__WHAT IS ASKED__
Where a line of the listing below includes the word "Liked", reproduce that line.

__LISTED ENTRIES__
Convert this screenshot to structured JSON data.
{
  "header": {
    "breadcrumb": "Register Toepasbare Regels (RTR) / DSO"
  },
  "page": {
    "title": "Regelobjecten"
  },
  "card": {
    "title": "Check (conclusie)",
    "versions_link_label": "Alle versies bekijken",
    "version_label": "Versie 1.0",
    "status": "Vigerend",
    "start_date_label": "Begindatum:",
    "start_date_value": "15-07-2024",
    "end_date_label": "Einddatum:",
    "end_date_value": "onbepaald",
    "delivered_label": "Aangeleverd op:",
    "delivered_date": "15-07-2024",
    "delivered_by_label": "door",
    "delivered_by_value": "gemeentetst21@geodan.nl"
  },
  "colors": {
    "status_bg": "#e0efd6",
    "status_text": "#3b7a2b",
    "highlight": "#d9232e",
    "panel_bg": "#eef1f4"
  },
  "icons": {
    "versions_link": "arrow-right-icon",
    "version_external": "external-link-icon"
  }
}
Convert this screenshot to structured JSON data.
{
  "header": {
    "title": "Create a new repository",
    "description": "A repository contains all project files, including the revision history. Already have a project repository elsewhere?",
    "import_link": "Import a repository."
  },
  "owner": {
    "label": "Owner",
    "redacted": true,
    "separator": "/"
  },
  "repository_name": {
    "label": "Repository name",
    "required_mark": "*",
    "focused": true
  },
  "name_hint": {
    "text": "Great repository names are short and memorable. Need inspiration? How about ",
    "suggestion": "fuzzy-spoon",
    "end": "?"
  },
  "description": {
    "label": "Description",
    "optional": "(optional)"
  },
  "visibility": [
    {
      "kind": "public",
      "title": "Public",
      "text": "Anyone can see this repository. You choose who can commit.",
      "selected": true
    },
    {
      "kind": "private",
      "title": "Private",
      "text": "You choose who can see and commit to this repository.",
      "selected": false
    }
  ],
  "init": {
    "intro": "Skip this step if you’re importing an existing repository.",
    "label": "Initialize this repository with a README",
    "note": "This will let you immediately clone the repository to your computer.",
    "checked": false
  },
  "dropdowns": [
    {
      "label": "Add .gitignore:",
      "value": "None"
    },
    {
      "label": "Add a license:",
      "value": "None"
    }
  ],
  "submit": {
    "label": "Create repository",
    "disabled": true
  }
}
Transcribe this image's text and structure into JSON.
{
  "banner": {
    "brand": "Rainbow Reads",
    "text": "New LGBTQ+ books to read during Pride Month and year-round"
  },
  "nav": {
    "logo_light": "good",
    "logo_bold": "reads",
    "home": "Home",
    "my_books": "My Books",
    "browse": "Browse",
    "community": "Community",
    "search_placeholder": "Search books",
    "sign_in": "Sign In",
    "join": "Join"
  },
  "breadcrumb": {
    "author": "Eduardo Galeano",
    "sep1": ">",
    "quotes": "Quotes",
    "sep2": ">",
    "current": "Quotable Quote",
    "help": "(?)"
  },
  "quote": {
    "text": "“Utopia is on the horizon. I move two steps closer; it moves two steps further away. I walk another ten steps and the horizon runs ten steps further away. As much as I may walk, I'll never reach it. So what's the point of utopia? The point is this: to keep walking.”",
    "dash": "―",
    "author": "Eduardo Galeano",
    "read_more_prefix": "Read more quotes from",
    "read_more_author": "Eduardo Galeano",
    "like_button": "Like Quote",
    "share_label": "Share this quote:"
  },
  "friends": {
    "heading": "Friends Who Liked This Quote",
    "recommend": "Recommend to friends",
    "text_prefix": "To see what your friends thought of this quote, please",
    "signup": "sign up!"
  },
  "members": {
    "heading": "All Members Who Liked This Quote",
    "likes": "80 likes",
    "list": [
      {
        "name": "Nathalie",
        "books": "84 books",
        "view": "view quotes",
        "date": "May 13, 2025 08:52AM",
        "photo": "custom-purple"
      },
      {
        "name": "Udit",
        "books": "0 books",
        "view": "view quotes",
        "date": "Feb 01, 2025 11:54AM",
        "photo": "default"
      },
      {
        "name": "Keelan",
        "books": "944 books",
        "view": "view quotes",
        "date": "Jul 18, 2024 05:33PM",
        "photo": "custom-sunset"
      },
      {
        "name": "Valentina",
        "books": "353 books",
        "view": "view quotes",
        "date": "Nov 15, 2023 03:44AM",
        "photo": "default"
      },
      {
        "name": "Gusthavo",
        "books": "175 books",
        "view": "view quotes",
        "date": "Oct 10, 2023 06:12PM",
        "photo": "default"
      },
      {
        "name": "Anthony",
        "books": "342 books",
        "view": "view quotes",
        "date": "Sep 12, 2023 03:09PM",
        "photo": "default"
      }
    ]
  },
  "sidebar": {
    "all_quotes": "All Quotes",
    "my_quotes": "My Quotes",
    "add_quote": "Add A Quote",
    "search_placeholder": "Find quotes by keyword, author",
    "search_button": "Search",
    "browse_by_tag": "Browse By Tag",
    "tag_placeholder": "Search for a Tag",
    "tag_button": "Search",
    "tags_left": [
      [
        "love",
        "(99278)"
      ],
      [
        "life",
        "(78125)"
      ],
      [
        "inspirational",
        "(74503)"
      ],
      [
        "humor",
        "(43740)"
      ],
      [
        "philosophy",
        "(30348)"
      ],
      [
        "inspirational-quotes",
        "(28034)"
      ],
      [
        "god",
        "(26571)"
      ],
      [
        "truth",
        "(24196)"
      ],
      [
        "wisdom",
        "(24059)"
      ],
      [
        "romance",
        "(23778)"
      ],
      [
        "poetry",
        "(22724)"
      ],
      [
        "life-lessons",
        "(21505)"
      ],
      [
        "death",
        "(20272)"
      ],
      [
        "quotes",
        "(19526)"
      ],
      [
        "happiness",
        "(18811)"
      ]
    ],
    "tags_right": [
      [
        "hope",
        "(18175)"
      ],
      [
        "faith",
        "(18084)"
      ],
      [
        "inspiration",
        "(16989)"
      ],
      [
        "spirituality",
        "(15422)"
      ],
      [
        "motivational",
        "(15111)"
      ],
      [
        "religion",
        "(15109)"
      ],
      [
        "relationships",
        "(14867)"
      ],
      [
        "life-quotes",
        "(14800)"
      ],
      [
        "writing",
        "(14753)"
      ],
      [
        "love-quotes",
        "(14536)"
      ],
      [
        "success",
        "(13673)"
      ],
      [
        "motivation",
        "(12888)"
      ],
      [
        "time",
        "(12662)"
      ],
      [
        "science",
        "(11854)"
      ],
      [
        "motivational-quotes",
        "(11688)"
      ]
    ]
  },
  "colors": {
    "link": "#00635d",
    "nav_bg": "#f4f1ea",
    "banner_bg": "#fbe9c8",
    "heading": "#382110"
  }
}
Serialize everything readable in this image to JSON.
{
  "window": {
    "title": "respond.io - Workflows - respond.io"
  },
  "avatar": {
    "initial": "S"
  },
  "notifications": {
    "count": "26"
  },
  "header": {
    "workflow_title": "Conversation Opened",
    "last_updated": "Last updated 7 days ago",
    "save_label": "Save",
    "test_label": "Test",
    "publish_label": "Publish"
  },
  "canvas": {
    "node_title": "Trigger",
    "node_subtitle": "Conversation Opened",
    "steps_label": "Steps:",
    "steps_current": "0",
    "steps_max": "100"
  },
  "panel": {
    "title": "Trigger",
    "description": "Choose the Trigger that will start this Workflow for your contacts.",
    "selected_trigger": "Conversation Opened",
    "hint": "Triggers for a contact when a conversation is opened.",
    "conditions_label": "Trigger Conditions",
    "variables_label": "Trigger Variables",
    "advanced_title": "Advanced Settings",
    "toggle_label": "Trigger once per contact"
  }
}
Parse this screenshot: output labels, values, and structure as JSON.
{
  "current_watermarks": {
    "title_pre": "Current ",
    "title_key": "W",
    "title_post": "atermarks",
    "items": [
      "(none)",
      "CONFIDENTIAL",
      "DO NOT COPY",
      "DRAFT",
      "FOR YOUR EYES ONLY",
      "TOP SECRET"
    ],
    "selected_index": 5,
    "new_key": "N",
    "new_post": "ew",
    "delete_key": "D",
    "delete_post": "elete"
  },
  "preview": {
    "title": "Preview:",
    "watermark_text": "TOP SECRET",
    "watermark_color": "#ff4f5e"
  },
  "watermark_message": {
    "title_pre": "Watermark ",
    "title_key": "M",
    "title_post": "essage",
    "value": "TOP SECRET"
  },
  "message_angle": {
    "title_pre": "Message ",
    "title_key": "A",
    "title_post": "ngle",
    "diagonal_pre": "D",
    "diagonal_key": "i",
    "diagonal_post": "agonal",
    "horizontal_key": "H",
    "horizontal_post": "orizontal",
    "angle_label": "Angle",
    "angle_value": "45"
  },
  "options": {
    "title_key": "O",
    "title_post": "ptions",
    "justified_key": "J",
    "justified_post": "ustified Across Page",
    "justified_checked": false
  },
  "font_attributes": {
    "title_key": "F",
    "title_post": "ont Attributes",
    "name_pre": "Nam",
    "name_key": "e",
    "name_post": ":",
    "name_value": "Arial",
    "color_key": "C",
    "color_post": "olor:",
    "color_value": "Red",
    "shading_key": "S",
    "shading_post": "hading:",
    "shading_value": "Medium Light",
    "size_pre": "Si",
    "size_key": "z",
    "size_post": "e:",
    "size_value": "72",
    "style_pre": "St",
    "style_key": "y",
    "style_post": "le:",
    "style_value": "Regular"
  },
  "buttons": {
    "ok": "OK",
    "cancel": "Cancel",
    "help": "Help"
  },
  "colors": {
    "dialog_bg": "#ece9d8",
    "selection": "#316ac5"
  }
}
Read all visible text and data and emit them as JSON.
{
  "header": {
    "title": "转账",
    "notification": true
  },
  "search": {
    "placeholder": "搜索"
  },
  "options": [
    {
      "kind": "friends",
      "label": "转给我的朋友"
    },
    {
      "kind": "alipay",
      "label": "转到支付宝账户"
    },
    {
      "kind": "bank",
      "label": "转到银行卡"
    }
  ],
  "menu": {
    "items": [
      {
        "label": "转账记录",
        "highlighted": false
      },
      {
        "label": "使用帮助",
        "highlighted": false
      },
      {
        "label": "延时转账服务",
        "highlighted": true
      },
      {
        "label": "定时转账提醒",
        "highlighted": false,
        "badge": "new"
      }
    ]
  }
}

__RESPONSE__
    "heading": "Friends Who Liked This Quote",
    "heading": "All Members Who Liked This Quote",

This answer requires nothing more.